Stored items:
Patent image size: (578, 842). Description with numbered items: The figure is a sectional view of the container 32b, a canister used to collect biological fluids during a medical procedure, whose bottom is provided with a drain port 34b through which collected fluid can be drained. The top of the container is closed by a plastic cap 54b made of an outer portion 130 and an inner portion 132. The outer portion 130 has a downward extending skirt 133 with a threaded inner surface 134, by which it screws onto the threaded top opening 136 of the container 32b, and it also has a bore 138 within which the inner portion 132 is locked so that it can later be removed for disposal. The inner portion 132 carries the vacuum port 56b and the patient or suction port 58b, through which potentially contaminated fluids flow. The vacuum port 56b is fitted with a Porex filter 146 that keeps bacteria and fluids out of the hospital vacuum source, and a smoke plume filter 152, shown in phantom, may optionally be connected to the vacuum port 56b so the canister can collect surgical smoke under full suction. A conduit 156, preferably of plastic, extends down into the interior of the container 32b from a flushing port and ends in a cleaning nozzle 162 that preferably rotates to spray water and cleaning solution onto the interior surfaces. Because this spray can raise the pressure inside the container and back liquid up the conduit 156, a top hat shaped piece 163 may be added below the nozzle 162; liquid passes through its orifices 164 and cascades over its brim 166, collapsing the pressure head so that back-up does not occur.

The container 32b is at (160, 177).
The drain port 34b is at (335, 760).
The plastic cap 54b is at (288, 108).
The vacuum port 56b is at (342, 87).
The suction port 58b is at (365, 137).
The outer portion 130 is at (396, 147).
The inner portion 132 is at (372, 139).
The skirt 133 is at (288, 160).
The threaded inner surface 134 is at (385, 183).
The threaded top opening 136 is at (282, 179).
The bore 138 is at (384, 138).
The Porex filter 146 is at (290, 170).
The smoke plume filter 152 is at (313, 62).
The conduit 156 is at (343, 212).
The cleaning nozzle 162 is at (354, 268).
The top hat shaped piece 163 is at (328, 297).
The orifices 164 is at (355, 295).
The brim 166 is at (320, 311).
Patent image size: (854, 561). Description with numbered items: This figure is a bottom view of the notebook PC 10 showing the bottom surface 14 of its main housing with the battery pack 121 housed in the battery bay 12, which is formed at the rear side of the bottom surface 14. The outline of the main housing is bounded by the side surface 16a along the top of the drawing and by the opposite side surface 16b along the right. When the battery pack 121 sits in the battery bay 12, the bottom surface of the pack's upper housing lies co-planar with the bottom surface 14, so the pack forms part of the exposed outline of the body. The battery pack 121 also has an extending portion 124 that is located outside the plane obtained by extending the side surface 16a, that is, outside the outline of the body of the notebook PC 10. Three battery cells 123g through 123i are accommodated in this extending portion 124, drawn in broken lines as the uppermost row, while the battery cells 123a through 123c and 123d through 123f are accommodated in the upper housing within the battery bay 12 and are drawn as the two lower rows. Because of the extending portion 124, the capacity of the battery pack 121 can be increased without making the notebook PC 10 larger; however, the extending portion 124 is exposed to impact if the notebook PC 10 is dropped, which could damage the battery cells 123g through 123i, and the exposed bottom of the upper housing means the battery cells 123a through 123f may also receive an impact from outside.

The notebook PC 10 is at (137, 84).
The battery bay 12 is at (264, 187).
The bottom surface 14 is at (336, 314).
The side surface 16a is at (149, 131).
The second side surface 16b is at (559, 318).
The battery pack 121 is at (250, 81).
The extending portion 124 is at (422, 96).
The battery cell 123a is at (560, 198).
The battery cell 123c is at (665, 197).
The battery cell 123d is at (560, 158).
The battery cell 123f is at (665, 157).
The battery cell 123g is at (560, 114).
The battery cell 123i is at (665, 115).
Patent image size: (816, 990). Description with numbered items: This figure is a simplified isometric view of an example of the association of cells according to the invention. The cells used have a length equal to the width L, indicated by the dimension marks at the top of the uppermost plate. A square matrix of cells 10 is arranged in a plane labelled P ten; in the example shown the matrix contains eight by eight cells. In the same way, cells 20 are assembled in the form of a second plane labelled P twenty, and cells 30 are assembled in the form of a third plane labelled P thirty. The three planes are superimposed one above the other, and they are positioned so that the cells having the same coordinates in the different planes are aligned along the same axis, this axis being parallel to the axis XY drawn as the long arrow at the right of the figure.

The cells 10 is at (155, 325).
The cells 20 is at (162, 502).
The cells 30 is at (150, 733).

WHAT TO DO: Make an exact transcription of all the records.

WRITTEN ANSWER:
Patent image size: (578, 842). Description with numbered items: The figure is a sectional view of the container 32b, a canister used to collect biological fluids during a medical procedure, whose bottom is provided with a drain port 34b through which collected fluid can be drained. The top of the container is closed by a plastic cap 54b made of an outer portion 130 and an inner portion 132. The outer portion 130 has a downward extending skirt 133 with a threaded inner surface 134, by which it screws onto the threaded top opening 136 of the container 32b, and it also has a bore 138 within which the inner portion 132 is locked so that it can later be removed for disposal. The inner portion 132 carries the vacuum port 56b and the patient or suction port 58b, through which potentially contaminated fluids flow. The vacuum port 56b is fitted with a Porex filter 146 that keeps bacteria and fluids out of the hospital vacuum source, and a smoke plume filter 152, shown in phantom, may optionally be connected to the vacuum port 56b so the canister can collect surgical smoke under full suction. A conduit 156, preferably of plastic, extends down into the interior of the container 32b from a flushing port and ends in a cleaning nozzle 162 that preferably rotates to spray water and cleaning solution onto the interior surfaces. Because this spray can raise the pressure inside the container and back liquid up the conduit 156, a top hat shaped piece 163 may be added below the nozzle 162; liquid passes through its orifices 164 and cascades over its brim 166, collapsing the pressure head so that back-up does not occur.

The container 32b is at (160, 177).
The drain port 34b is at (335, 760).
The plastic cap 54b is at (288, 108).
The vacuum port 56b is at (342, 87).
The suction port 58b is at (365, 137).
The outer portion 130 is at (396, 147).
The inner portion 132 is at (372, 139).
The skirt 133 is at (288, 160).
The threaded inner surface 134 is at (385, 183).
The threaded top opening 136 is at (282, 179).
The bore 138 is at (384, 138).
The Porex filter 146 is at (290, 170).
The smoke plume filter 152 is at (313, 62).
The conduit 156 is at (343, 212).
The cleaning nozzle 162 is at (354, 268).
The top hat shaped piece 163 is at (328, 297).
The orifices 164 is at (355, 295).
The brim 166 is at (320, 311).
Patent image size: (854, 561). Description with numbered items: This figure is a bottom view of the notebook PC 10 showing the bottom surface 14 of its main housing with the battery pack 121 housed in the battery bay 12, which is formed at the rear side of the bottom surface 14. The outline of the main housing is bounded by the side surface 16a along the top of the drawing and by the opposite side surface 16b along the right. When the battery pack 121 sits in the battery bay 12, the bottom surface of the pack's upper housing lies co-planar with the bottom surface 14, so the pack forms part of the exposed outline of the body. The battery pack 121 also has an extending portion 124 that is located outside the plane obtained by extending the side surface 16a, that is, outside the outline of the body of the notebook PC 10. Three battery cells 123g through 123i are accommodated in this extending portion 124, drawn in broken lines as the uppermost row, while the battery cells 123a through 123c and 123d through 123f are accommodated in the upper housing within the battery bay 12 and are drawn as the two lower rows. Because of the extending portion 124, the capacity of the battery pack 121 can be increased without making the notebook PC 10 larger; however, the extending portion 124 is exposed to impact if the notebook PC 10 is dropped, which could damage the battery cells 123g through 123i, and the exposed bottom of the upper housing means the battery cells 123a through 123f may also receive an impact from outside.

The notebook PC 10 is at (137, 84).
The battery bay 12 is at (264, 187).
The bottom surface 14 is at (336, 314).
The side surface 16a is at (149, 131).
The second side surface 16b is at (559, 318).
The battery pack 121 is at (250, 81).
The extending portion 124 is at (422, 96).
The battery cell 123a is at (560, 198).
The battery cell 123c is at (665, 197).
The battery cell 123d is at (560, 158).
The battery cell 123f is at (665, 157).
The battery cell 123g is at (560, 114).
The battery cell 123i is at (665, 115).
Patent image size: (816, 990). Description with numbered items: This figure is a simplified isometric view of an example of the association of cells according to the invention. The cells used have a length equal to the width L, indicated by the dimension marks at the top of the uppermost plate. A square matrix of cells 10 is arranged in a plane labelled P ten; in the example shown the matrix contains eight by eight cells. In the same way, cells 20 are assembled in the form of a second plane labelled P twenty, and cells 30 are assembled in the form of a third plane labelled P thirty. The three planes are superimposed one above the other, and they are positioned so that the cells having the same coordinates in the different planes are aligned along the same axis, this axis being parallel to the axis XY drawn as the long arrow at the right of the figure.

The cells 10 is at (155, 325).
The cells 20 is at (162, 502).
The cells 30 is at (150, 733).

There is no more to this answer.